→ **EXERCISE BRIEF**:
Give the data below again exactly as it stands. Omit the pictures.

◆ ◆ ◆ ◆

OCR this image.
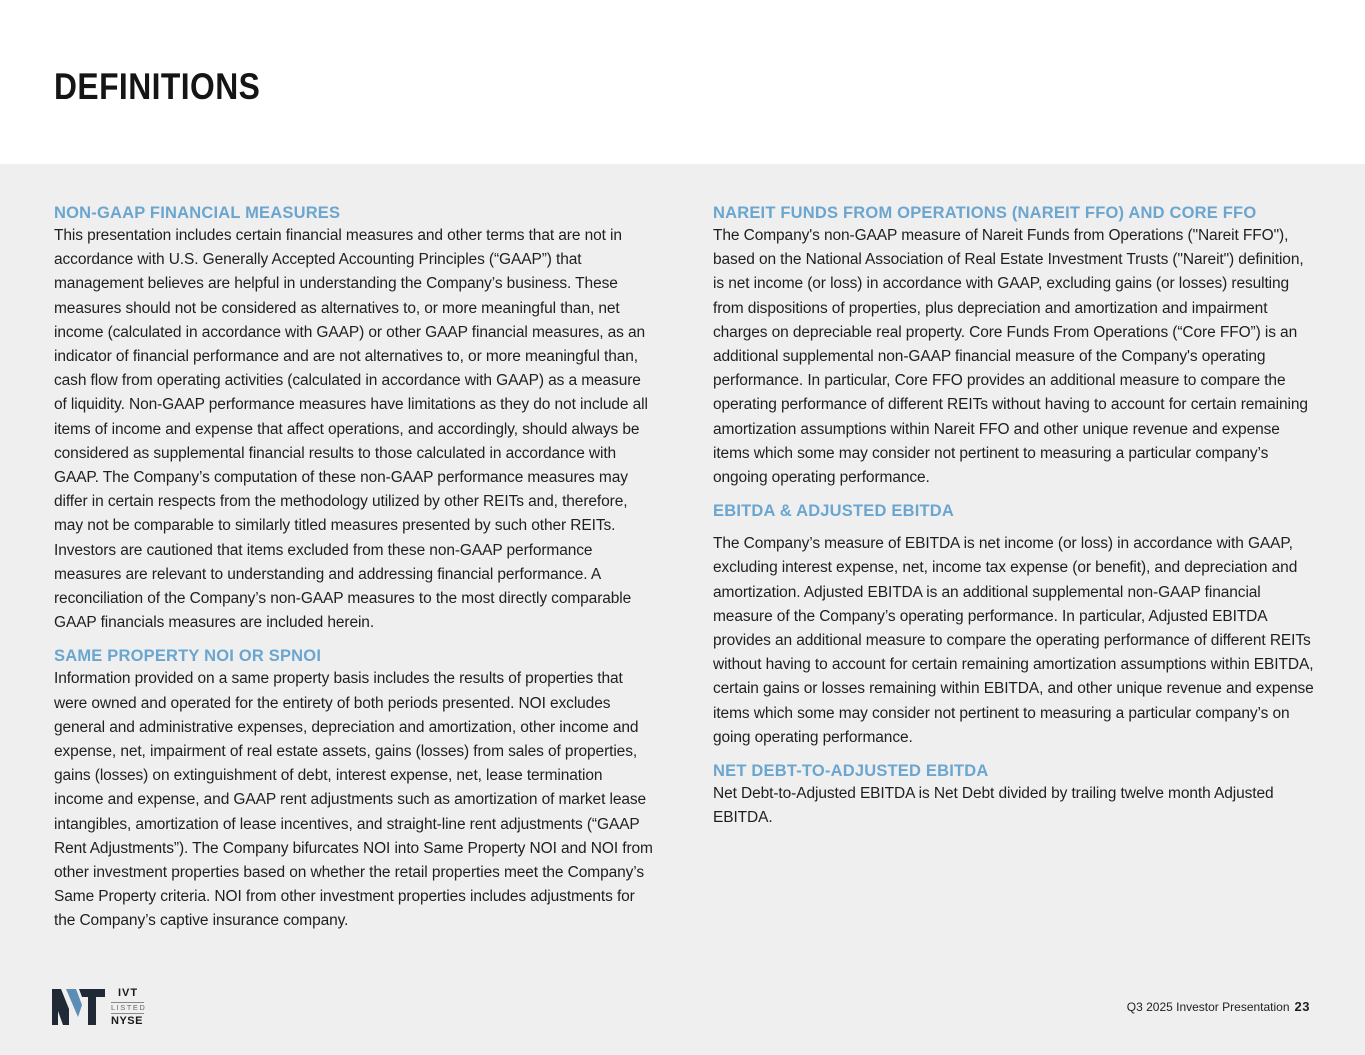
DEFINITIONS
NON-GAAP FINANCIAL MEASURES

This presentation includes certain financial measures and other terms that are not in accordance with U.S. Generally Accepted Accounting Principles (“GAAP”) that management believes are helpful in understanding the Company’s business. These measures should not be considered as alternatives to, or more meaningful than, net income (calculated in accordance with GAAP) or other GAAP financial measures, as an indicator of financial performance and are not alternatives to, or more meaningful than, cash flow from operating activities (calculated in accordance with GAAP) as a measure of liquidity. Non-GAAP performance measures have limitations as they do not include all items of income and expense that affect operations, and accordingly, should always be considered as supplemental financial results to those calculated in accordance with GAAP. The Company’s computation of these non-GAAP performance measures may differ in certain respects from the methodology utilized by other REITs and, therefore, may not be comparable to similarly titled measures presented by such other REITs. Investors are cautioned that items excluded from these non-GAAP performance measures are relevant to understanding and addressing financial performance. A reconciliation of the Company’s non-GAAP measures to the most directly comparable GAAP financials measures are included herein.

SAME PROPERTY NOI OR SPNOI

Information provided on a same property basis includes the results of properties that were owned and operated for the entirety of both periods presented. NOI excludes general and administrative expenses, depreciation and amortization, other income and expense, net, impairment of real estate assets, gains (losses) from sales of properties, gains (losses) on extinguishment of debt, interest expense, net, lease termination income and expense, and GAAP rent adjustments such as amortization of market lease intangibles, amortization of lease incentives, and straight-line rent adjustments (“GAAP Rent Adjustments”). The Company bifurcates NOI into Same Property NOI and NOI from other investment properties based on whether the retail properties meet the Company’s Same Property criteria. NOI from other investment properties includes adjustments for the Company’s captive insurance company.

NAREIT FUNDS FROM OPERATIONS (NAREIT FFO) AND CORE FFO

The Company's non-GAAP measure of Nareit Funds from Operations ("Nareit FFO"), based on the National Association of Real Estate Investment Trusts ("Nareit") definition, is net income (or loss) in accordance with GAAP, excluding gains (or losses) resulting from dispositions of properties, plus depreciation and amortization and impairment charges on depreciable real property. Core Funds From Operations (“Core FFO”) is an additional supplemental non-GAAP financial measure of the Company's operating performance. In particular, Core FFO provides an additional measure to compare the operating performance of different REITs without having to account for certain remaining amortization assumptions within Nareit FFO and other unique revenue and expense items which some may consider not pertinent to measuring a particular company’s ongoing operating performance.

EBITDA & ADJUSTED EBITDA

The Company’s measure of EBITDA is net income (or loss) in accordance with GAAP, excluding interest expense, net, income tax expense (or benefit), and depreciation and amortization. Adjusted EBITDA is an additional supplemental non-GAAP financial measure of the Company’s operating performance. In particular, Adjusted EBITDA provides an additional measure to compare the operating performance of different REITs without having to account for certain remaining amortization assumptions within EBITDA, certain gains or losses remaining within EBITDA, and other unique revenue and expense items which some may consider not pertinent to measuring a particular company’s on going operating performance.

NET DEBT-TO-ADJUSTED EBITDA

Net Debt-to-Adjusted EBITDA is Net Debt divided by trailing twelve month Adjusted EBITDA.

IVT
LISTED
NYSE
Q3 2025 Investor Presentation 23
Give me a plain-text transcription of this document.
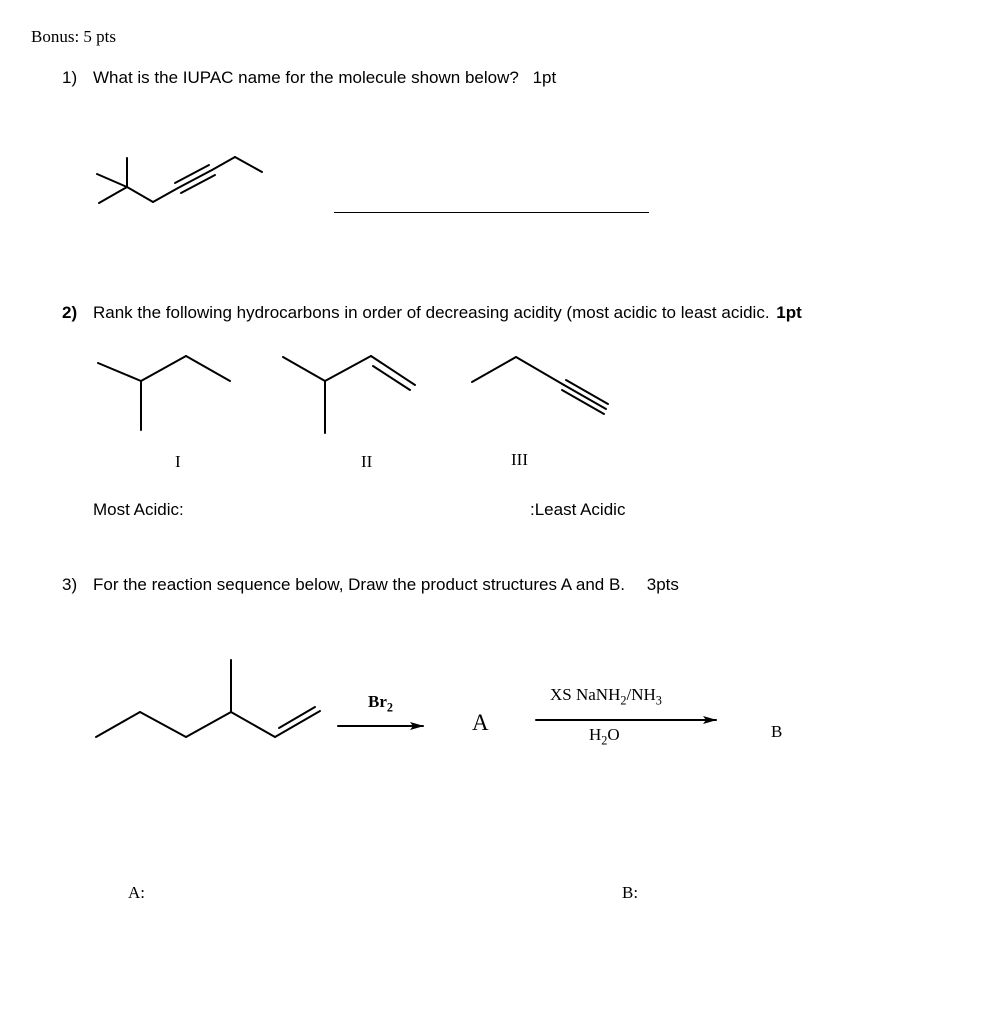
Bonus: 5 pts
1) What is the IUPAC name for the molecule shown below? 1pt
2) Rank the following hydrocarbons in order of decreasing acidity (most acidic to least acidic. 1pt
I	II	III
Most Acidic:	:Least Acidic
3) For the reaction sequence below, Draw the product structures A and B. 3pts
$Br_2$
A
XS $NaNH_2/NH_3$
$H_2O$	B
A:	B:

◆ ◆ ◆ ◆

→ **CORRECT RESPONSE**:
OCR this image.
DEFINITIONS
NON-GAAP FINANCIAL MEASURES

This presentation includes certain financial measures and other terms that are not in accordance with U.S. Generally Accepted Accounting Principles (“GAAP”) that management believes are helpful in understanding the Company’s business. These measures should not be considered as alternatives to, or more meaningful than, net income (calculated in accordance with GAAP) or other GAAP financial measures, as an indicator of financial performance and are not alternatives to, or more meaningful than, cash flow from operating activities (calculated in accordance with GAAP) as a measure of liquidity. Non-GAAP performance measures have limitations as they do not include all items of income and expense that affect operations, and accordingly, should always be considered as supplemental financial results to those calculated in accordance with GAAP. The Company’s computation of these non-GAAP performance measures may differ in certain respects from the methodology utilized by other REITs and, therefore, may not be comparable to similarly titled measures presented by such other REITs. Investors are cautioned that items excluded from these non-GAAP performance measures are relevant to understanding and addressing financial performance. A reconciliation of the Company’s non-GAAP measures to the most directly comparable GAAP financials measures are included herein.

SAME PROPERTY NOI OR SPNOI

Information provided on a same property basis includes the results of properties that were owned and operated for the entirety of both periods presented. NOI excludes general and administrative expenses, depreciation and amortization, other income and expense, net, impairment of real estate assets, gains (losses) from sales of properties, gains (losses) on extinguishment of debt, interest expense, net, lease termination income and expense, and GAAP rent adjustments such as amortization of market lease intangibles, amortization of lease incentives, and straight-line rent adjustments (“GAAP Rent Adjustments”). The Company bifurcates NOI into Same Property NOI and NOI from other investment properties based on whether the retail properties meet the Company’s Same Property criteria. NOI from other investment properties includes adjustments for the Company’s captive insurance company.

NAREIT FUNDS FROM OPERATIONS (NAREIT FFO) AND CORE FFO

The Company's non-GAAP measure of Nareit Funds from Operations ("Nareit FFO"), based on the National Association of Real Estate Investment Trusts ("Nareit") definition, is net income (or loss) in accordance with GAAP, excluding gains (or losses) resulting from dispositions of properties, plus depreciation and amortization and impairment charges on depreciable real property. Core Funds From Operations (“Core FFO”) is an additional supplemental non-GAAP financial measure of the Company's operating performance. In particular, Core FFO provides an additional measure to compare the operating performance of different REITs without having to account for certain remaining amortization assumptions within Nareit FFO and other unique revenue and expense items which some may consider not pertinent to measuring a particular company’s ongoing operating performance.

EBITDA & ADJUSTED EBITDA

The Company’s measure of EBITDA is net income (or loss) in accordance with GAAP, excluding interest expense, net, income tax expense (or benefit), and depreciation and amortization. Adjusted EBITDA is an additional supplemental non-GAAP financial measure of the Company’s operating performance. In particular, Adjusted EBITDA provides an additional measure to compare the operating performance of different REITs without having to account for certain remaining amortization assumptions within EBITDA, certain gains or losses remaining within EBITDA, and other unique revenue and expense items which some may consider not pertinent to measuring a particular company’s on going operating performance.

NET DEBT-TO-ADJUSTED EBITDA

Net Debt-to-Adjusted EBITDA is Net Debt divided by trailing twelve month Adjusted EBITDA.

IVT
LISTED
NYSE
Q3 2025 Investor Presentation 23
Give me a plain-text transcription of this document.
Bonus: 5 pts
1) What is the IUPAC name for the molecule shown below? 1pt
2) Rank the following hydrocarbons in order of decreasing acidity (most acidic to least acidic. 1pt
I	II	III
Most Acidic:	:Least Acidic
3) For the reaction sequence below, Draw the product structures A and B. 3pts
$Br_2$
A
XS $NaNH_2/NH_3$
$H_2O$	B
A:	B:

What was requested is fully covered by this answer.